[Exercise prompt]:
Type out the material below exactly.
** start Given entries **
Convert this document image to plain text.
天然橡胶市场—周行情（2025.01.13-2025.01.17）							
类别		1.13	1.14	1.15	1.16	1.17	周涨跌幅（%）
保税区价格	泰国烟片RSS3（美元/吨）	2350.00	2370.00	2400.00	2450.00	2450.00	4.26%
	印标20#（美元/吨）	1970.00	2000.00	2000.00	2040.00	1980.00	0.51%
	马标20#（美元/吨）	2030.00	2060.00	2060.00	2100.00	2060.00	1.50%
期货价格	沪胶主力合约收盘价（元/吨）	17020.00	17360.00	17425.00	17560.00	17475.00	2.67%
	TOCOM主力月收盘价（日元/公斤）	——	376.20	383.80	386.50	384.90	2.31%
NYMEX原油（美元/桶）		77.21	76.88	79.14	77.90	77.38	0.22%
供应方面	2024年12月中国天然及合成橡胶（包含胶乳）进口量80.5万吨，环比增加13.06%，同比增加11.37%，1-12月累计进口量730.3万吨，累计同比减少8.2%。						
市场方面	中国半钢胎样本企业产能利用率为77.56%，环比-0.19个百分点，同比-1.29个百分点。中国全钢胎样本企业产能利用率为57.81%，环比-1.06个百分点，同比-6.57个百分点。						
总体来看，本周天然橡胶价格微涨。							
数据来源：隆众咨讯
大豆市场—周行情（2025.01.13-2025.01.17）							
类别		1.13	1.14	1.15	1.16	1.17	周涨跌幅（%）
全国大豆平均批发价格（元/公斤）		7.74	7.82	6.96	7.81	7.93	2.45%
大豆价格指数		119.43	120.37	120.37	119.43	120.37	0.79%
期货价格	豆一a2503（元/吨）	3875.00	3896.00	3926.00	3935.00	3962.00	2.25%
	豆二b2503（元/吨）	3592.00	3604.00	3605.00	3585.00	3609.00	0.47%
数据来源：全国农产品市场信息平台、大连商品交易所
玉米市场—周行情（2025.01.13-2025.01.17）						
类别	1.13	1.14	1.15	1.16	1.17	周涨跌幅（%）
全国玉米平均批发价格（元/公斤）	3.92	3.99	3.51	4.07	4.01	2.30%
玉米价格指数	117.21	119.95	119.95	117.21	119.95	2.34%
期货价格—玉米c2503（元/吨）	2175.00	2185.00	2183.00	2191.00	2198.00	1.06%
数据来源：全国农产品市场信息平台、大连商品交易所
** end Given entries **
[Reply]:
Convert this document image to plain text.
天然橡胶市场—周行情（2025.01.13-2025.01.17）							
类别		1.13	1.14	1.15	1.16	1.17	周涨跌幅（%）
保税区价格	泰国烟片RSS3（美元/吨）	2350.00	2370.00	2400.00	2450.00	2450.00	4.26%
	印标20#（美元/吨）	1970.00	2000.00	2000.00	2040.00	1980.00	0.51%
	马标20#（美元/吨）	2030.00	2060.00	2060.00	2100.00	2060.00	1.50%
期货价格	沪胶主力合约收盘价（元/吨）	17020.00	17360.00	17425.00	17560.00	17475.00	2.67%
	TOCOM主力月收盘价（日元/公斤）	——	376.20	383.80	386.50	384.90	2.31%
NYMEX原油（美元/桶）		77.21	76.88	79.14	77.90	77.38	0.22%
供应方面	2024年12月中国天然及合成橡胶（包含胶乳）进口量80.5万吨，环比增加13.06%，同比增加11.37%，1-12月累计进口量730.3万吨，累计同比减少8.2%。						
市场方面	中国半钢胎样本企业产能利用率为77.56%，环比-0.19个百分点，同比-1.29个百分点。中国全钢胎样本企业产能利用率为57.81%，环比-1.06个百分点，同比-6.57个百分点。						
总体来看，本周天然橡胶价格微涨。							
数据来源：隆众咨讯
大豆市场—周行情（2025.01.13-2025.01.17）							
类别		1.13	1.14	1.15	1.16	1.17	周涨跌幅（%）
全国大豆平均批发价格（元/公斤）		7.74	7.82	6.96	7.81	7.93	2.45%
大豆价格指数		119.43	120.37	120.37	119.43	120.37	0.79%
期货价格	豆一a2503（元/吨）	3875.00	3896.00	3926.00	3935.00	3962.00	2.25%
	豆二b2503（元/吨）	3592.00	3604.00	3605.00	3585.00	3609.00	0.47%
数据来源：全国农产品市场信息平台、大连商品交易所
玉米市场—周行情（2025.01.13-2025.01.17）						
类别	1.13	1.14	1.15	1.16	1.17	周涨跌幅（%）
全国玉米平均批发价格（元/公斤）	3.92	3.99	3.51	4.07	4.01	2.30%
玉米价格指数	117.21	119.95	119.95	117.21	119.95	2.34%
期货价格—玉米c2503（元/吨）	2175.00	2185.00	2183.00	2191.00	2198.00	1.06%
数据来源：全国农产品市场信息平台、大连商品交易所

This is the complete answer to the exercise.